_SHORT TASK_
Copy all the entries word for word, but omit the pictures.
· · ·
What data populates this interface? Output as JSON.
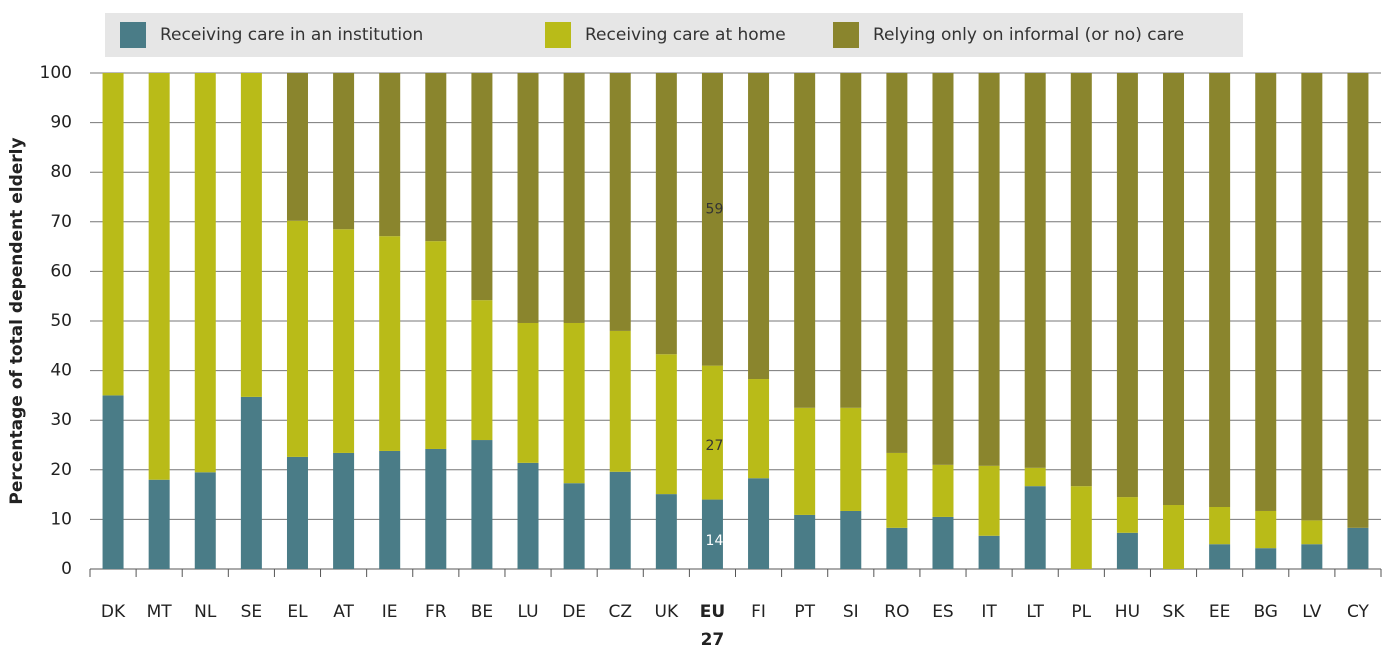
{
  "chart_data": {
    "type": "stacked_bar",
    "y_label": "Percentage of total dependent elderly",
    "categories": [
      "DK",
      "MT",
      "NL",
      "SE",
      "EL",
      "AT",
      "IE",
      "FR",
      "BE",
      "LU",
      "DE",
      "CZ",
      "UK",
      "EU 27",
      "FI",
      "PT",
      "SI",
      "RO",
      "ES",
      "IT",
      "LT",
      "PL",
      "HU",
      "SK",
      "EE",
      "BG",
      "LV",
      "CY"
    ],
    "series": [
      {
        "name": "Receiving care in an institution",
        "color": "#4a7c87",
        "values": [
          35,
          18,
          19.5,
          34.7,
          22.6,
          23.4,
          23.8,
          24.2,
          26,
          21.4,
          17.3,
          19.6,
          15.1,
          14,
          18.3,
          10.9,
          11.7,
          8.3,
          10.5,
          6.7,
          16.7,
          0,
          7.3,
          0,
          5,
          4.2,
          5,
          8.3
        ],
        "value_labels": [
          null,
          null,
          null,
          null,
          null,
          null,
          null,
          null,
          null,
          null,
          null,
          null,
          null,
          "14",
          null,
          null,
          null,
          null,
          null,
          null,
          null,
          null,
          null,
          null,
          null,
          null,
          null,
          null
        ]
      },
      {
        "name": "Receiving care at home",
        "color": "#b9bb18",
        "values": [
          65,
          82,
          80.5,
          65.3,
          47.6,
          45.1,
          43.3,
          41.9,
          28.2,
          28.2,
          32.3,
          28.4,
          28.2,
          27,
          20,
          21.6,
          20.8,
          15.1,
          10.5,
          14.1,
          3.7,
          16.7,
          7.2,
          12.9,
          7.5,
          7.5,
          4.8,
          0
        ],
        "value_labels": [
          null,
          null,
          null,
          null,
          null,
          null,
          null,
          null,
          null,
          null,
          null,
          null,
          null,
          "27",
          null,
          null,
          null,
          null,
          null,
          null,
          null,
          null,
          null,
          null,
          null,
          null,
          null,
          null
        ]
      },
      {
        "name": "Relying only on informal (or no) care",
        "color": "#8a852d",
        "values": [
          0,
          0,
          0,
          0,
          29.8,
          31.5,
          32.9,
          33.9,
          45.8,
          50.4,
          50.4,
          52,
          56.7,
          59,
          61.7,
          67.5,
          67.5,
          76.6,
          79,
          79.2,
          79.6,
          83.3,
          85.5,
          87.1,
          87.5,
          88.3,
          90.2,
          91.7
        ],
        "value_labels": [
          null,
          null,
          null,
          null,
          null,
          null,
          null,
          null,
          null,
          null,
          null,
          null,
          null,
          "59",
          null,
          null,
          null,
          null,
          null,
          null,
          null,
          null,
          null,
          null,
          null,
          null,
          null,
          null
        ]
      }
    ],
    "ylim": [
      0,
      100
    ],
    "yticks": [
      0,
      10,
      20,
      30,
      40,
      50,
      60,
      70,
      80,
      90,
      100
    ],
    "grid": true
  }
}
· · ·
_SOLUTION FOR THIS PROBLEM_
What data populates this interface? Output as JSON.
{
  "chart_data": {
    "type": "stacked_bar",
    "y_label": "Percentage of total dependent elderly",
    "categories": [
      "DK",
      "MT",
      "NL",
      "SE",
      "EL",
      "AT",
      "IE",
      "FR",
      "BE",
      "LU",
      "DE",
      "CZ",
      "UK",
      "EU 27",
      "FI",
      "PT",
      "SI",
      "RO",
      "ES",
      "IT",
      "LT",
      "PL",
      "HU",
      "SK",
      "EE",
      "BG",
      "LV",
      "CY"
    ],
    "series": [
      {
        "name": "Receiving care in an institution",
        "color": "#4a7c87",
        "values": [
          35,
          18,
          19.5,
          34.7,
          22.6,
          23.4,
          23.8,
          24.2,
          26,
          21.4,
          17.3,
          19.6,
          15.1,
          14,
          18.3,
          10.9,
          11.7,
          8.3,
          10.5,
          6.7,
          16.7,
          0,
          7.3,
          0,
          5,
          4.2,
          5,
          8.3
        ],
        "value_labels": [
          null,
          null,
          null,
          null,
          null,
          null,
          null,
          null,
          null,
          null,
          null,
          null,
          null,
          "14",
          null,
          null,
          null,
          null,
          null,
          null,
          null,
          null,
          null,
          null,
          null,
          null,
          null,
          null
        ]
      },
      {
        "name": "Receiving care at home",
        "color": "#b9bb18",
        "values": [
          65,
          82,
          80.5,
          65.3,
          47.6,
          45.1,
          43.3,
          41.9,
          28.2,
          28.2,
          32.3,
          28.4,
          28.2,
          27,
          20,
          21.6,
          20.8,
          15.1,
          10.5,
          14.1,
          3.7,
          16.7,
          7.2,
          12.9,
          7.5,
          7.5,
          4.8,
          0
        ],
        "value_labels": [
          null,
          null,
          null,
          null,
          null,
          null,
          null,
          null,
          null,
          null,
          null,
          null,
          null,
          "27",
          null,
          null,
          null,
          null,
          null,
          null,
          null,
          null,
          null,
          null,
          null,
          null,
          null,
          null
        ]
      },
      {
        "name": "Relying only on informal (or no) care",
        "color": "#8a852d",
        "values": [
          0,
          0,
          0,
          0,
          29.8,
          31.5,
          32.9,
          33.9,
          45.8,
          50.4,
          50.4,
          52,
          56.7,
          59,
          61.7,
          67.5,
          67.5,
          76.6,
          79,
          79.2,
          79.6,
          83.3,
          85.5,
          87.1,
          87.5,
          88.3,
          90.2,
          91.7
        ],
        "value_labels": [
          null,
          null,
          null,
          null,
          null,
          null,
          null,
          null,
          null,
          null,
          null,
          null,
          null,
          "59",
          null,
          null,
          null,
          null,
          null,
          null,
          null,
          null,
          null,
          null,
          null,
          null,
          null,
          null
        ]
      }
    ],
    "ylim": [
      0,
      100
    ],
    "yticks": [
      0,
      10,
      20,
      30,
      40,
      50,
      60,
      70,
      80,
      90,
      100
    ],
    "grid": true
  }
}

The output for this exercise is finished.